The exercise
Write out each line from the data below that includes the word "Antoni".

Data rows
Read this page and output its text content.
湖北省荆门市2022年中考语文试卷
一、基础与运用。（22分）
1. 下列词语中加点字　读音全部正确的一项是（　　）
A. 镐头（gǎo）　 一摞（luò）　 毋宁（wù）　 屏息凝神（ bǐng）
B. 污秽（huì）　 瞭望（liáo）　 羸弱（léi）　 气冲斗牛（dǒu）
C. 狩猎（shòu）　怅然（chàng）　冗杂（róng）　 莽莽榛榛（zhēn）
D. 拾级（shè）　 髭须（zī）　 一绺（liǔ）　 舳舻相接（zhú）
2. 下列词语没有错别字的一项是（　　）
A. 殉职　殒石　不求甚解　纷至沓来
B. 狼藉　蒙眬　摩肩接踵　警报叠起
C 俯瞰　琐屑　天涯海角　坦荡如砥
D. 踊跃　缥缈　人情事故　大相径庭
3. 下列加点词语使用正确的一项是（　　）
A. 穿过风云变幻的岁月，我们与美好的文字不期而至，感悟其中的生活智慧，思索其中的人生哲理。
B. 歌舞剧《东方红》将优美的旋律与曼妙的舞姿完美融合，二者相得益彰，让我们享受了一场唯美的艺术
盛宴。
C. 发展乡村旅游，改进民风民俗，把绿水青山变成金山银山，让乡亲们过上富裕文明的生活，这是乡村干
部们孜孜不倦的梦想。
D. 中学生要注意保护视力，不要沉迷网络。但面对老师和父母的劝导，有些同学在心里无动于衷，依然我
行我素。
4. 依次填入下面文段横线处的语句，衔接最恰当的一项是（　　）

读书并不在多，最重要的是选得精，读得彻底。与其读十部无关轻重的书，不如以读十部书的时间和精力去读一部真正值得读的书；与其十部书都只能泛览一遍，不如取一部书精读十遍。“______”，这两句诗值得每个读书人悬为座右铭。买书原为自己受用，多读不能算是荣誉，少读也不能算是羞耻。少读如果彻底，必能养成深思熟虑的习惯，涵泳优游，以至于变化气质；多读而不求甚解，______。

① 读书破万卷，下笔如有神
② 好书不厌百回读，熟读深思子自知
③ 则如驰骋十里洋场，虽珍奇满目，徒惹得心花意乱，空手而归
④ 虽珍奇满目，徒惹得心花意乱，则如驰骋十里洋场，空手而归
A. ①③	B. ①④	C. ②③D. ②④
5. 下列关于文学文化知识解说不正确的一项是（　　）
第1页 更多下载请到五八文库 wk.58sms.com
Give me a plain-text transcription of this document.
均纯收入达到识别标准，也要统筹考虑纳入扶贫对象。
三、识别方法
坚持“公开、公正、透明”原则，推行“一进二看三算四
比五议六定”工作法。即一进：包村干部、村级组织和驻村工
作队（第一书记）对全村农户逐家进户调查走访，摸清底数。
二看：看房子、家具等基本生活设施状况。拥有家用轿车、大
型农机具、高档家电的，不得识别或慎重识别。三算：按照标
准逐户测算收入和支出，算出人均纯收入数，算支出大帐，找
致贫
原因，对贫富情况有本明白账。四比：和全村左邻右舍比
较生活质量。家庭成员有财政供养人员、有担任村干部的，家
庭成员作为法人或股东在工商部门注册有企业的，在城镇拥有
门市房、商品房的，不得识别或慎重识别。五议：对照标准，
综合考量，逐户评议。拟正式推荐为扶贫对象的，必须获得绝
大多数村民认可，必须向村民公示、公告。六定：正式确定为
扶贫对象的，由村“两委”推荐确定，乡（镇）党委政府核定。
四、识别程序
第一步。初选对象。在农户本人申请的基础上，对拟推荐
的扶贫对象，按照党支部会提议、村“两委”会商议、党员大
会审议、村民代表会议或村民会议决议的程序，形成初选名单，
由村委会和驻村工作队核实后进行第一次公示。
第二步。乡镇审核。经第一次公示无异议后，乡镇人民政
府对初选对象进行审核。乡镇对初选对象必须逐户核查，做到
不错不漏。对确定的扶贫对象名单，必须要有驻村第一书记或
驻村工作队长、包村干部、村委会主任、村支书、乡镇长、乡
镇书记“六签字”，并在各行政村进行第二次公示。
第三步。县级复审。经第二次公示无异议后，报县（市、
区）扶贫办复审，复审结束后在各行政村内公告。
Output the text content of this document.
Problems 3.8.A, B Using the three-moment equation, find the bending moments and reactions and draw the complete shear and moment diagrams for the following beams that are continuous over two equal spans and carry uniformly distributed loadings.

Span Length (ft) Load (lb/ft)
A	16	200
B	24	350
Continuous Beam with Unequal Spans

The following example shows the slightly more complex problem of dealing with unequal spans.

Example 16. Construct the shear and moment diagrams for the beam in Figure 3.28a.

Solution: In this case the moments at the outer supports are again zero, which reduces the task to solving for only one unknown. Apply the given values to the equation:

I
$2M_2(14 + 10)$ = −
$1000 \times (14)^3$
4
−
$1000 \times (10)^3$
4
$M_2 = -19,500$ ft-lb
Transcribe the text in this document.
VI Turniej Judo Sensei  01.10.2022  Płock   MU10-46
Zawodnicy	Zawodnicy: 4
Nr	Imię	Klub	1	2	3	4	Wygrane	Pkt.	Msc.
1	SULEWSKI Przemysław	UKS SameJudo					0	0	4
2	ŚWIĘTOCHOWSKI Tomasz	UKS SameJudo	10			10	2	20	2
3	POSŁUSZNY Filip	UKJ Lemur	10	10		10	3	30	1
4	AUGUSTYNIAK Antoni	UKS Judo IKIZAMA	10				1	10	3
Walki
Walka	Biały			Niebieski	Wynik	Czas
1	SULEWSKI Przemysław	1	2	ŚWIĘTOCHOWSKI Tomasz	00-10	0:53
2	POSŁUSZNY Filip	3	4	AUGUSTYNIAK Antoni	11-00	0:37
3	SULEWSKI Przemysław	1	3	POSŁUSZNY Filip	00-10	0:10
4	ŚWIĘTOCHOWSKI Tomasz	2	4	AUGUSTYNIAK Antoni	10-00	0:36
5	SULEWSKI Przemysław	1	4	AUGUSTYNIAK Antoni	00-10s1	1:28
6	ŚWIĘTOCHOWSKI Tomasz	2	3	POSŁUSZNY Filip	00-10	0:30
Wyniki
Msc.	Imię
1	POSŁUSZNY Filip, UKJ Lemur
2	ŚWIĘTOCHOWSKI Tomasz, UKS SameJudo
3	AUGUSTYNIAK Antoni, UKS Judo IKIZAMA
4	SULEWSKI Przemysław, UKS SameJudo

Complete answer
4	AUGUSTYNIAK Antoni	UKS Judo IKIZAMA	10				1	10	3
2	POSŁUSZNY Filip	3	4	AUGUSTYNIAK Antoni	11-00	0:37
4	ŚWIĘTOCHOWSKI Tomasz	2	4	AUGUSTYNIAK Antoni	10-00	0:36
5	SULEWSKI Przemysław	1	4	AUGUSTYNIAK Antoni	00-10s1	1:28
3	AUGUSTYNIAK Antoni, UKS Judo IKIZAMA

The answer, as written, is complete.